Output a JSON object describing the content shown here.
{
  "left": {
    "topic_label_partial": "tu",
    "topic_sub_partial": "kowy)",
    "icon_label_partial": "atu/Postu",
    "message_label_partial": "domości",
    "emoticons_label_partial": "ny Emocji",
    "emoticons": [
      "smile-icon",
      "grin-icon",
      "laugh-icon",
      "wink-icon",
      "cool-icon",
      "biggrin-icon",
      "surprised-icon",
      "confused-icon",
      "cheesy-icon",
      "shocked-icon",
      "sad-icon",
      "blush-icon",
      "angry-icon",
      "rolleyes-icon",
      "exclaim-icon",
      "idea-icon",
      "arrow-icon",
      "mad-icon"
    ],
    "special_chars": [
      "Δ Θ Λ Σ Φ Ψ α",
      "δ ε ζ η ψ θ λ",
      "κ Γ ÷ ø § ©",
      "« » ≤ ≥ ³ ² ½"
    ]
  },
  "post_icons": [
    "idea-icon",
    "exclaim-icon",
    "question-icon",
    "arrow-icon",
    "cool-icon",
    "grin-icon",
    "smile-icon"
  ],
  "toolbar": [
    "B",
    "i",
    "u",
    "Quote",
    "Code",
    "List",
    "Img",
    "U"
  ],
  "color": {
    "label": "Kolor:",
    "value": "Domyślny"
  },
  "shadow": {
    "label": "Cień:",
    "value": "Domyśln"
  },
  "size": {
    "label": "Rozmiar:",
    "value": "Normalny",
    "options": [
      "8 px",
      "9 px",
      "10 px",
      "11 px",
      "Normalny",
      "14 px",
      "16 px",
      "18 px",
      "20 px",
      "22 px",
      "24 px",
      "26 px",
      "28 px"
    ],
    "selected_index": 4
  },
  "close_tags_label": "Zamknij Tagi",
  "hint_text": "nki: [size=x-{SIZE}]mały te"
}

• • • • • • •

[Aim] Set out the complete listing exactly as shown.

[Task answer]
Output a JSON object describing the content shown here.
{
  "left": {
    "topic_label_partial": "tu",
    "topic_sub_partial": "kowy)",
    "icon_label_partial": "atu/Postu",
    "message_label_partial": "domości",
    "emoticons_label_partial": "ny Emocji",
    "emoticons": [
      "smile-icon",
      "grin-icon",
      "laugh-icon",
      "wink-icon",
      "cool-icon",
      "biggrin-icon",
      "surprised-icon",
      "confused-icon",
      "cheesy-icon",
      "shocked-icon",
      "sad-icon",
      "blush-icon",
      "angry-icon",
      "rolleyes-icon",
      "exclaim-icon",
      "idea-icon",
      "arrow-icon",
      "mad-icon"
    ],
    "special_chars": [
      "Δ Θ Λ Σ Φ Ψ α",
      "δ ε ζ η ψ θ λ",
      "κ Γ ÷ ø § ©",
      "« » ≤ ≥ ³ ² ½"
    ]
  },
  "post_icons": [
    "idea-icon",
    "exclaim-icon",
    "question-icon",
    "arrow-icon",
    "cool-icon",
    "grin-icon",
    "smile-icon"
  ],
  "toolbar": [
    "B",
    "i",
    "u",
    "Quote",
    "Code",
    "List",
    "Img",
    "U"
  ],
  "color": {
    "label": "Kolor:",
    "value": "Domyślny"
  },
  "shadow": {
    "label": "Cień:",
    "value": "Domyśln"
  },
  "size": {
    "label": "Rozmiar:",
    "value": "Normalny",
    "options": [
      "8 px",
      "9 px",
      "10 px",
      "11 px",
      "Normalny",
      "14 px",
      "16 px",
      "18 px",
      "20 px",
      "22 px",
      "24 px",
      "26 px",
      "28 px"
    ],
    "selected_index": 4
  },
  "close_tags_label": "Zamknij Tagi",
  "hint_text": "nki: [size=x-{SIZE}]mały te"
}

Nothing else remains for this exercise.